Read the material below. Count the lines containing "screenshot" and give that count alone.
════════════════
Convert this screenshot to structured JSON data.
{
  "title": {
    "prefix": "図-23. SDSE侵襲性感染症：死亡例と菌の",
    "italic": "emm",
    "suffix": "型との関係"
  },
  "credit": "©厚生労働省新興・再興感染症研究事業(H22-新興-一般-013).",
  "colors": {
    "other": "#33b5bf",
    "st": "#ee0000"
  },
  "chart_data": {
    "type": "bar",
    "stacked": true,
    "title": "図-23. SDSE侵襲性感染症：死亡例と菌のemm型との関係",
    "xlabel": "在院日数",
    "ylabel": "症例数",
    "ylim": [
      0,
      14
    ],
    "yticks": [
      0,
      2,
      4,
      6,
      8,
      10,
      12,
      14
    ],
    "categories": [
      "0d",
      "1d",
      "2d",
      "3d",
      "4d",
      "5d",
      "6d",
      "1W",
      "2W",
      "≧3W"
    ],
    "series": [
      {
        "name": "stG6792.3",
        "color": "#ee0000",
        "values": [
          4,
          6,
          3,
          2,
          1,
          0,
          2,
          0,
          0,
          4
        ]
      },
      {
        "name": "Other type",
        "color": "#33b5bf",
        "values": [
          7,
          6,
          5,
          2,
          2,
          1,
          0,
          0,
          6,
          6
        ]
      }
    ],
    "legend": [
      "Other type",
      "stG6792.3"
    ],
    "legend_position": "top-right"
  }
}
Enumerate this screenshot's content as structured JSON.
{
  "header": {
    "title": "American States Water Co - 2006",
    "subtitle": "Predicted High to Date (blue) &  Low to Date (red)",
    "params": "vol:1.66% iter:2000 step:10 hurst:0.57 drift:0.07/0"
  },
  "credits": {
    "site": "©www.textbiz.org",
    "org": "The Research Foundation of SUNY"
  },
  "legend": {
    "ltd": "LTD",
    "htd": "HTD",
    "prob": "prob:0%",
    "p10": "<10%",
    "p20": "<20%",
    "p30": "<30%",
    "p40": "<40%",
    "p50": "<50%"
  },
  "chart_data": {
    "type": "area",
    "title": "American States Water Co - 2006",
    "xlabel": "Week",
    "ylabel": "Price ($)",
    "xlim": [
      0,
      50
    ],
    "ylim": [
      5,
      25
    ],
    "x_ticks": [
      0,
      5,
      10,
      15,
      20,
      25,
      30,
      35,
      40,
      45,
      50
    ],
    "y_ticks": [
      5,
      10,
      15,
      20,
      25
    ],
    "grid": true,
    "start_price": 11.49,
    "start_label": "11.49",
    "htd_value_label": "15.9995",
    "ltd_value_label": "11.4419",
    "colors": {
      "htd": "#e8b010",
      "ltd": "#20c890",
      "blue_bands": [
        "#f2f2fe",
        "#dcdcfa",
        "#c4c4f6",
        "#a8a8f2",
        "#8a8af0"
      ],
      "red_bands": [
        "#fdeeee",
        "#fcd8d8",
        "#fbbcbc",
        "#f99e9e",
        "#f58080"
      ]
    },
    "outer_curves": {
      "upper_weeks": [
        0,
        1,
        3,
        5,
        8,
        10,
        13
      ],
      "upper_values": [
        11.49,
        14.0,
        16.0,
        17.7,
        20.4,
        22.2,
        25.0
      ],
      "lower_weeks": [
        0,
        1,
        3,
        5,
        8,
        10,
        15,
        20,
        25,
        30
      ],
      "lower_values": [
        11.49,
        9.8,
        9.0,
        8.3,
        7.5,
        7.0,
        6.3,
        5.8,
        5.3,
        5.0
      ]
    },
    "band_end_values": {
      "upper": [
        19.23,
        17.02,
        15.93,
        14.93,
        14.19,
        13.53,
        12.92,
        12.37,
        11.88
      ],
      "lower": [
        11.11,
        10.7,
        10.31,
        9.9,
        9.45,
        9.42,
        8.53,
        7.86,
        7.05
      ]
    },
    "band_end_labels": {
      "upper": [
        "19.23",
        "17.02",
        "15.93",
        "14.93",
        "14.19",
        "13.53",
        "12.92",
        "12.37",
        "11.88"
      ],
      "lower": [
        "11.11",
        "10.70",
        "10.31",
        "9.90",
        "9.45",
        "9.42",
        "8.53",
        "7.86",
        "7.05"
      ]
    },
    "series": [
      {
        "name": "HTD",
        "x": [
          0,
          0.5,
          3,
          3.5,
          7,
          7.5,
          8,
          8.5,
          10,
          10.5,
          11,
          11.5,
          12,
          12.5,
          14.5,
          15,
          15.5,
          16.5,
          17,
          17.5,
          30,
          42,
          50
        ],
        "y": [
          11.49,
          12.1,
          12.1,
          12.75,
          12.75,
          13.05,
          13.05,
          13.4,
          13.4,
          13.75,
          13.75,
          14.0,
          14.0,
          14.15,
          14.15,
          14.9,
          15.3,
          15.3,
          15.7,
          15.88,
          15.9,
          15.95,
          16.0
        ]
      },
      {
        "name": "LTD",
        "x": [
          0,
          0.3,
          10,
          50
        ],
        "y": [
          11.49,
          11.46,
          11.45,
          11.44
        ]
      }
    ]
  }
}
════════════════
## Result
2